• PROBLEM STATEMENT:
Your response should consist of one number, the count of lines below that contain "scrollbar".

[Bounding box prediction data]
::::

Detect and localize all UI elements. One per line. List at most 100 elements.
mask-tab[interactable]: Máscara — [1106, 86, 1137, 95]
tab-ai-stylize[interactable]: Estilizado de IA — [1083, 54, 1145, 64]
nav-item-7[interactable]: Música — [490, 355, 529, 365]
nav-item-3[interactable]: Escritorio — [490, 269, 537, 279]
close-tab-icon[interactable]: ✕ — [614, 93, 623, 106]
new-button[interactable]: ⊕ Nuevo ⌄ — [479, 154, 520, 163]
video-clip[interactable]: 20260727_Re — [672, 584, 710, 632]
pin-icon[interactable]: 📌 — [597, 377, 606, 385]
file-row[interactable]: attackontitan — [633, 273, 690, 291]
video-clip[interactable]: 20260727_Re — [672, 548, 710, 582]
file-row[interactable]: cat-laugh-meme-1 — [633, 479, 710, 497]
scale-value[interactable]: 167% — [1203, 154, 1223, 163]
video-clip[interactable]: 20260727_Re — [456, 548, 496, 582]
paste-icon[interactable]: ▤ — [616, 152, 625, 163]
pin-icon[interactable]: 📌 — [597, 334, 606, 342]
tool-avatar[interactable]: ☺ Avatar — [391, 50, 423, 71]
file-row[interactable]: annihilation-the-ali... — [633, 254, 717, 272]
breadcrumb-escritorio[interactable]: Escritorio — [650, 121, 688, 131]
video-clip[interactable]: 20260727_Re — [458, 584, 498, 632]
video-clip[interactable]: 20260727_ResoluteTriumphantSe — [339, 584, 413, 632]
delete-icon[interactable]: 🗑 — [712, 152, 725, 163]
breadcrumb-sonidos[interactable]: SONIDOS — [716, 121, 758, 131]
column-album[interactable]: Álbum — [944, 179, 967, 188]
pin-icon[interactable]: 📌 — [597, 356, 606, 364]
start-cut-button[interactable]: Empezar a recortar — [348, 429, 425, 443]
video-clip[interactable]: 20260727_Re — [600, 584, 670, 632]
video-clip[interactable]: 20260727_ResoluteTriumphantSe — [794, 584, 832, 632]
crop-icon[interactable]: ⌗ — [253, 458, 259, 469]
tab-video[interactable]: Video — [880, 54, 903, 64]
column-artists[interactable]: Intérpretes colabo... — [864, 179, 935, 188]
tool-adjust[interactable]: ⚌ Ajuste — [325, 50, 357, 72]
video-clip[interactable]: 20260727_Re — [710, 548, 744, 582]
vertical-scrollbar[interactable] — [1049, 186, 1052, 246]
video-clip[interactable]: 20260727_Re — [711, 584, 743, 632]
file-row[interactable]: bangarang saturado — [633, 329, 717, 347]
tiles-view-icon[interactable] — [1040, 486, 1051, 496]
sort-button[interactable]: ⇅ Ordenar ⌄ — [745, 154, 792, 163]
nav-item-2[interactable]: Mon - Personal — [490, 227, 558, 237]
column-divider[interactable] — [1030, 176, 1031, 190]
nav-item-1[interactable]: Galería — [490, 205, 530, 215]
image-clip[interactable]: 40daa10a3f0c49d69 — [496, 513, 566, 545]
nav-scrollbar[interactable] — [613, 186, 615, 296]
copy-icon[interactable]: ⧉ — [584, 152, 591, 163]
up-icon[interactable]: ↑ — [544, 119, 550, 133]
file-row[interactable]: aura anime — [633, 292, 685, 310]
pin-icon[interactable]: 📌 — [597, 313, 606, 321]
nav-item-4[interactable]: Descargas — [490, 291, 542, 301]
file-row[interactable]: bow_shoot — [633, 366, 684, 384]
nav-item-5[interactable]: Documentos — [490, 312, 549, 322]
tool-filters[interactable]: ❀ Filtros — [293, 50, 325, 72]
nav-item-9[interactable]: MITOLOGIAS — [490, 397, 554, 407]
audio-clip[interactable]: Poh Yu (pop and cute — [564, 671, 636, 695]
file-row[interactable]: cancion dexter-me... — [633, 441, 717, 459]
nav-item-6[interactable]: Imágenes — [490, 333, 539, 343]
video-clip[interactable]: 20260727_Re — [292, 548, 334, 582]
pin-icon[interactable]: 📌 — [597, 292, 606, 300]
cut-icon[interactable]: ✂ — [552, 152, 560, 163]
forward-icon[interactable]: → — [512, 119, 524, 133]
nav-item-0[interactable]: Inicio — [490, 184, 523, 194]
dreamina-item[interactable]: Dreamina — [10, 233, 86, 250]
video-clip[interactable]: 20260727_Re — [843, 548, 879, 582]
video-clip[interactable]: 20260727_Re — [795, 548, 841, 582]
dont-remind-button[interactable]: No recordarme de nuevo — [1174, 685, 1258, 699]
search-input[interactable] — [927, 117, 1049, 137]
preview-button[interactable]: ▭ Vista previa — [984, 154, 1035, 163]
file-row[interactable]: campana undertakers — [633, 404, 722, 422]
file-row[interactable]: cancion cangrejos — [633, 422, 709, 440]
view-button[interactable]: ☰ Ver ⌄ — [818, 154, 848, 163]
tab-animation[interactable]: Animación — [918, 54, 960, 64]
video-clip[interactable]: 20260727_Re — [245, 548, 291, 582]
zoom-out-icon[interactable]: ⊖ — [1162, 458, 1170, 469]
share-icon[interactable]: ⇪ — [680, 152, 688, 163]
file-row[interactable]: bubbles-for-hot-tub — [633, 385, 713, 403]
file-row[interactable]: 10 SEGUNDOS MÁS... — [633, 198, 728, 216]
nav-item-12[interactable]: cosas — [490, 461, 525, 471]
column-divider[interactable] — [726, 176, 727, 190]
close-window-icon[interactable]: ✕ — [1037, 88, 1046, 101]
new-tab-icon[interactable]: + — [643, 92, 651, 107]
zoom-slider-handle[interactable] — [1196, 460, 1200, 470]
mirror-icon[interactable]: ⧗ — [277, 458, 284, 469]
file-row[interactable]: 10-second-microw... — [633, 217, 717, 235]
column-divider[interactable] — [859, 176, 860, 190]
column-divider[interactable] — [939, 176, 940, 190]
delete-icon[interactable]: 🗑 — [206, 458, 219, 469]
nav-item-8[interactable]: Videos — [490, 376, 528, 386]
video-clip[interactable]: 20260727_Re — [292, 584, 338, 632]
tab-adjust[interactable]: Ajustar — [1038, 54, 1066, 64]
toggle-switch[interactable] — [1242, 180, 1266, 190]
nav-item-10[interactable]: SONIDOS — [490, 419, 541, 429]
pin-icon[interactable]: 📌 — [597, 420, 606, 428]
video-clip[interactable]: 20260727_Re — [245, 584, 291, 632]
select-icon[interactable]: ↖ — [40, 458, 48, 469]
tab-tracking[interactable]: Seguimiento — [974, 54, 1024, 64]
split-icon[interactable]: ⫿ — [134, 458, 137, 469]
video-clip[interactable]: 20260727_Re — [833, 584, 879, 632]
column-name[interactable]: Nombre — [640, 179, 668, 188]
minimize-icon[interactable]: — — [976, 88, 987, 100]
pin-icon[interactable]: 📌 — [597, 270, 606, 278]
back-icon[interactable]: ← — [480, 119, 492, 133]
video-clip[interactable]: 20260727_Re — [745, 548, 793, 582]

::::

• ANSWER FOR THIS EXERCISE:
2